* [Problem requirements] Show every line below where "heading" can be found.

* [Information provided]
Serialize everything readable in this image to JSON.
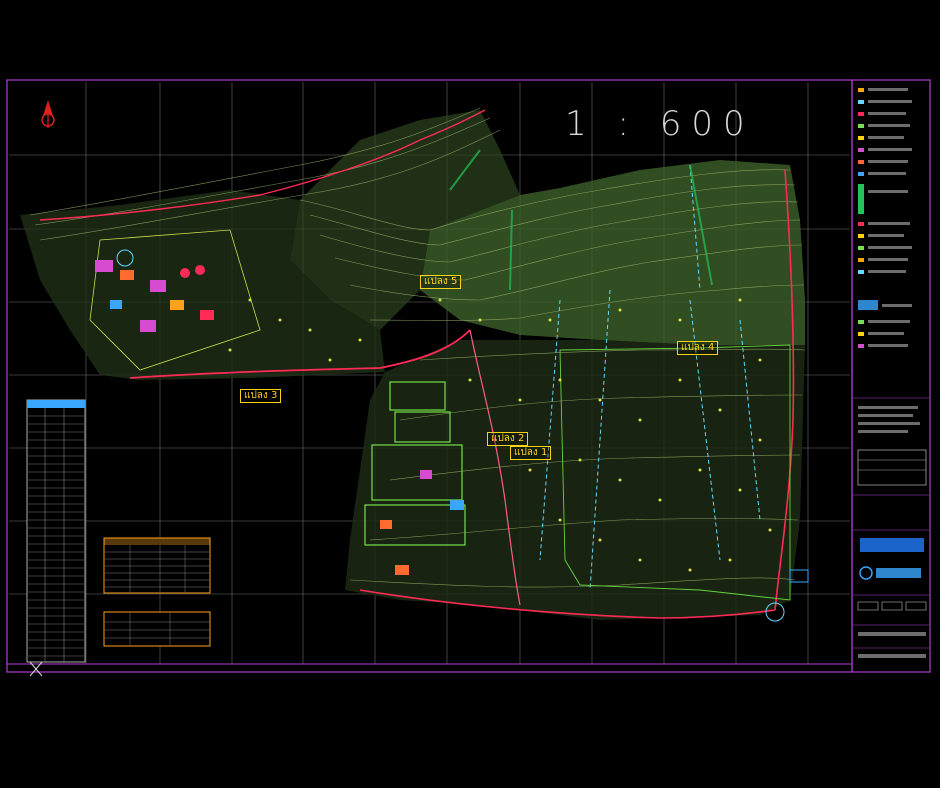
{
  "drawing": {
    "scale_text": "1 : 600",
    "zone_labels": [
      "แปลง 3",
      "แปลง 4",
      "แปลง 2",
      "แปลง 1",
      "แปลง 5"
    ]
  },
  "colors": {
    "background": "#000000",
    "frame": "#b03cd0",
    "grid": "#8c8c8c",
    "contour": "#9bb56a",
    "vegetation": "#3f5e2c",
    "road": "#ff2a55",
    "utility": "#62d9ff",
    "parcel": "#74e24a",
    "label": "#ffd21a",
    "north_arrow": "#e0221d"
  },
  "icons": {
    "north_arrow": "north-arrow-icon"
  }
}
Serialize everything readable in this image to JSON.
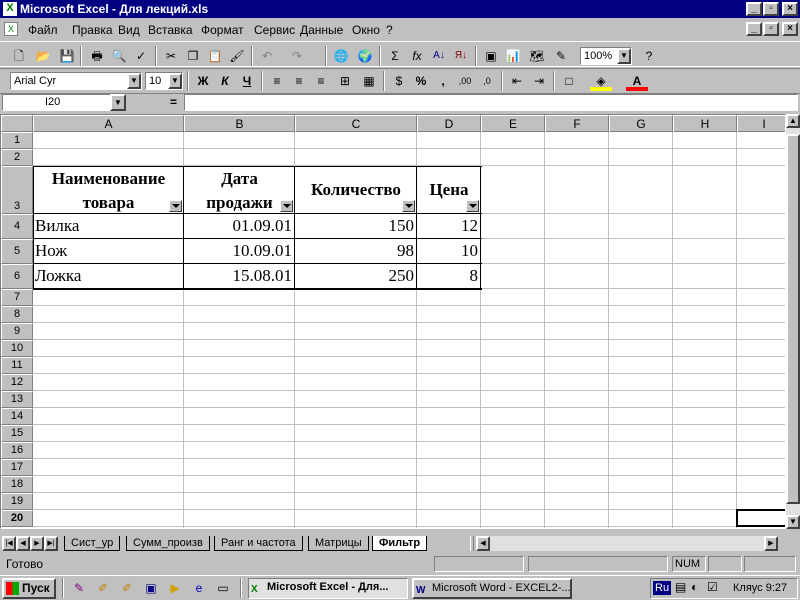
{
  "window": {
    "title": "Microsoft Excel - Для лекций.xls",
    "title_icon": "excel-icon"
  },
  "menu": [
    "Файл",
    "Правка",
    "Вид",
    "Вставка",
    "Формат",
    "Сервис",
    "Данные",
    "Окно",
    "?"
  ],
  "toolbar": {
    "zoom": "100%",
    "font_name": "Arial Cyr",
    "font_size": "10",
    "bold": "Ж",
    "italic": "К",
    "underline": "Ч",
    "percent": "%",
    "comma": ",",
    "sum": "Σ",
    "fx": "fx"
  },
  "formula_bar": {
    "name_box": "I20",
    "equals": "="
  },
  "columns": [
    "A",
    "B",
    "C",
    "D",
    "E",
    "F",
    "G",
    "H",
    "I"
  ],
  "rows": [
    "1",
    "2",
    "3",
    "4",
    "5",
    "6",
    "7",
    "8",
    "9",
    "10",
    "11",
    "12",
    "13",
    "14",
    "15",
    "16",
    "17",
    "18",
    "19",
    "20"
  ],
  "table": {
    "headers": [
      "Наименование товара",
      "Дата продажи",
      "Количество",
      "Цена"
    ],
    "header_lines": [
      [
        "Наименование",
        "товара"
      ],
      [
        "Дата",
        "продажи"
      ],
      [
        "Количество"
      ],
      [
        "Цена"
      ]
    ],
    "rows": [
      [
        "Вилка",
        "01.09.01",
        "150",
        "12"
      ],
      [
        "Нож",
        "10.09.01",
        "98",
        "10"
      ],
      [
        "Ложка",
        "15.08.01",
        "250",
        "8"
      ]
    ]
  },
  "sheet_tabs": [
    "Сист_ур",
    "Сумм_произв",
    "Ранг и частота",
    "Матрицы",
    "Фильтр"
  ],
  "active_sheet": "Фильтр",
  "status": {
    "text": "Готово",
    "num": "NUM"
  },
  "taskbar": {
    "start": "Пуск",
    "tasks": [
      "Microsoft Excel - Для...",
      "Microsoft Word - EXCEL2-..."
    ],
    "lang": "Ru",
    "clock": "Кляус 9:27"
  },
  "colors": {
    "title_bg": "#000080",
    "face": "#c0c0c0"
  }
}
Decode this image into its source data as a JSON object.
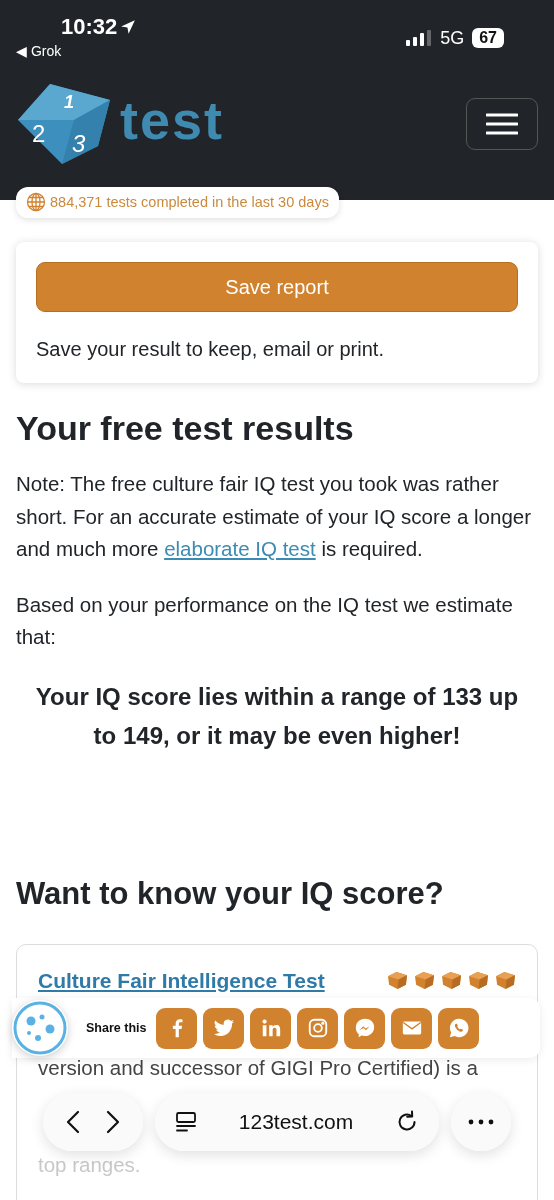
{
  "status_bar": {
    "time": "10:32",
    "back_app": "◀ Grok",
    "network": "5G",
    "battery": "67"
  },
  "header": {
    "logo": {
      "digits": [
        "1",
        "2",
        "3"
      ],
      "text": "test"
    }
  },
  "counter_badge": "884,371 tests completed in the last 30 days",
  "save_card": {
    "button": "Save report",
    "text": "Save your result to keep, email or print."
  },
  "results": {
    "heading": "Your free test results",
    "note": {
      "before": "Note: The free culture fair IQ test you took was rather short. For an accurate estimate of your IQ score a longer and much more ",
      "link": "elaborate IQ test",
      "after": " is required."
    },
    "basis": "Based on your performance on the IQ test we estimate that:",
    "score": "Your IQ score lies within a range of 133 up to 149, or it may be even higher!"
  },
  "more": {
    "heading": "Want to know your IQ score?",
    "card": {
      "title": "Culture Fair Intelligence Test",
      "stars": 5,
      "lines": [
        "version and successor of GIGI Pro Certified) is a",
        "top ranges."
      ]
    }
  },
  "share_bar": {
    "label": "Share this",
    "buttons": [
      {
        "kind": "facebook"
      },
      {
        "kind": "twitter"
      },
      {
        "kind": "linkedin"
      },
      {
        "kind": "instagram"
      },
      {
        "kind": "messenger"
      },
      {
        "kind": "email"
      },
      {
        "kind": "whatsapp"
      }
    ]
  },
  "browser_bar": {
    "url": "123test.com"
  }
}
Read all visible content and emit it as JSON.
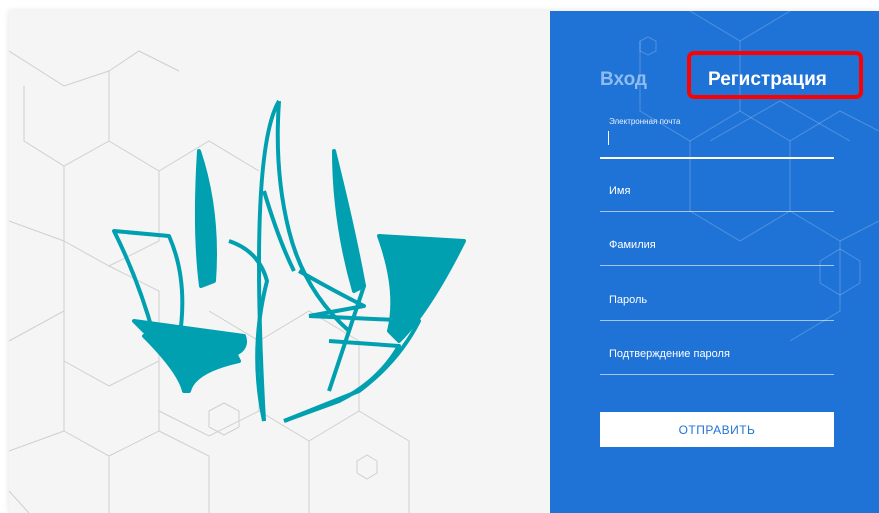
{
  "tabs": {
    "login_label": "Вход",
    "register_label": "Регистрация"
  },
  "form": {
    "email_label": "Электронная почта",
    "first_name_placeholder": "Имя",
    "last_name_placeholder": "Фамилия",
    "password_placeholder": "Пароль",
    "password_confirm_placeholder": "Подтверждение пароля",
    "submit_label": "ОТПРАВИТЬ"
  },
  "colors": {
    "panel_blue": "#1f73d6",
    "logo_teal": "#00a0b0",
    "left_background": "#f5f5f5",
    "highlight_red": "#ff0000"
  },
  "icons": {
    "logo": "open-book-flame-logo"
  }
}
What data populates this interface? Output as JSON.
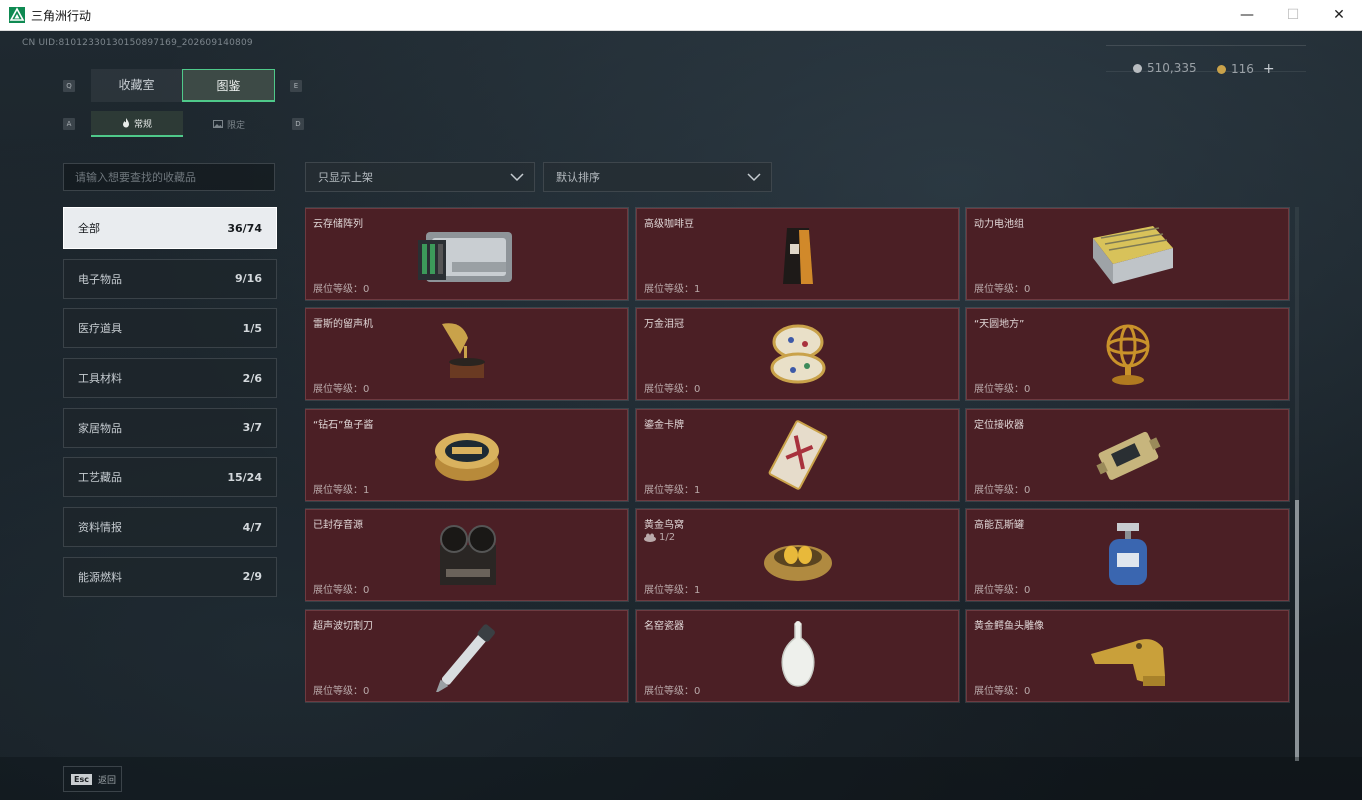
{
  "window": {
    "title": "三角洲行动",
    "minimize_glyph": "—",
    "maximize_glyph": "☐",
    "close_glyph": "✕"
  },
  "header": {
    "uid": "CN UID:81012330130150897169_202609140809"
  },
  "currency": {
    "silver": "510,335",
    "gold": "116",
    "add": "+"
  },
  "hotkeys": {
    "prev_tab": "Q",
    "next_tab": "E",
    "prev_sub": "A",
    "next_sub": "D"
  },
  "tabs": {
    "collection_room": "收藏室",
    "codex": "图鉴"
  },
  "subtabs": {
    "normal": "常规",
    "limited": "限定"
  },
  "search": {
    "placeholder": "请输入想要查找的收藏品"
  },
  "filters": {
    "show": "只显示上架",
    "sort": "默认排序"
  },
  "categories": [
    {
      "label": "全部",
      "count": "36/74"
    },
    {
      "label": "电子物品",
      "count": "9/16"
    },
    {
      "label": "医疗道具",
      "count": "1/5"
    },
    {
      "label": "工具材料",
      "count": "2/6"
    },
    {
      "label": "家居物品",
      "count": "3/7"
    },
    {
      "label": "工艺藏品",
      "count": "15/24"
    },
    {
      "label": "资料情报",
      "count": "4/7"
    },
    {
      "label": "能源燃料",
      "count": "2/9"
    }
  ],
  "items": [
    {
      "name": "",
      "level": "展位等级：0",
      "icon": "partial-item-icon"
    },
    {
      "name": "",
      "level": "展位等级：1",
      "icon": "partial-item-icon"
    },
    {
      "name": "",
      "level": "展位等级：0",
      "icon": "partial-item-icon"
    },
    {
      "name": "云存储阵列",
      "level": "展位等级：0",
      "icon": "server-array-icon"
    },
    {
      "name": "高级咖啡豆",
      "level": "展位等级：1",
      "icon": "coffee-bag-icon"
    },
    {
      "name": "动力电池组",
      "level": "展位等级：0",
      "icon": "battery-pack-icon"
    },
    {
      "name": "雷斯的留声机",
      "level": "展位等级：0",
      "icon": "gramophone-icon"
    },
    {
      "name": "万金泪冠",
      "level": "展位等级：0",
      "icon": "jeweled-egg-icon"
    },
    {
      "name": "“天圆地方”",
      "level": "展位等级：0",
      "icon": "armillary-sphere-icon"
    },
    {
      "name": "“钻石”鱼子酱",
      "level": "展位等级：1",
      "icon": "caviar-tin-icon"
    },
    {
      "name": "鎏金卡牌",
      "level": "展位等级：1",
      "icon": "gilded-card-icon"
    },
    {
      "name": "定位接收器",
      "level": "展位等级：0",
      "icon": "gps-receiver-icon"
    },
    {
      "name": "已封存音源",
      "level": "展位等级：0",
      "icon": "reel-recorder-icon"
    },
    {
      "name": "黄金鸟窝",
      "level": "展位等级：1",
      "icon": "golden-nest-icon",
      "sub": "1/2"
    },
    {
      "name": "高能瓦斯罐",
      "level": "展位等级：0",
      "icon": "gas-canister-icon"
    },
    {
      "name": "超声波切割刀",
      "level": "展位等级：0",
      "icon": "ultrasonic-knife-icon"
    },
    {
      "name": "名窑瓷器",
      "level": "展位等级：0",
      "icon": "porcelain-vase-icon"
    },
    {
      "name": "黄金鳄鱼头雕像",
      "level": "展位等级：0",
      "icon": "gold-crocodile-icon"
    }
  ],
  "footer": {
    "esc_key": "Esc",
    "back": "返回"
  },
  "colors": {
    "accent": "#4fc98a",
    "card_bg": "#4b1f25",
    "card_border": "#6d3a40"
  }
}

* [The completed task]
    "heading": "Your free test results",
    "heading": "Want to know your IQ score?",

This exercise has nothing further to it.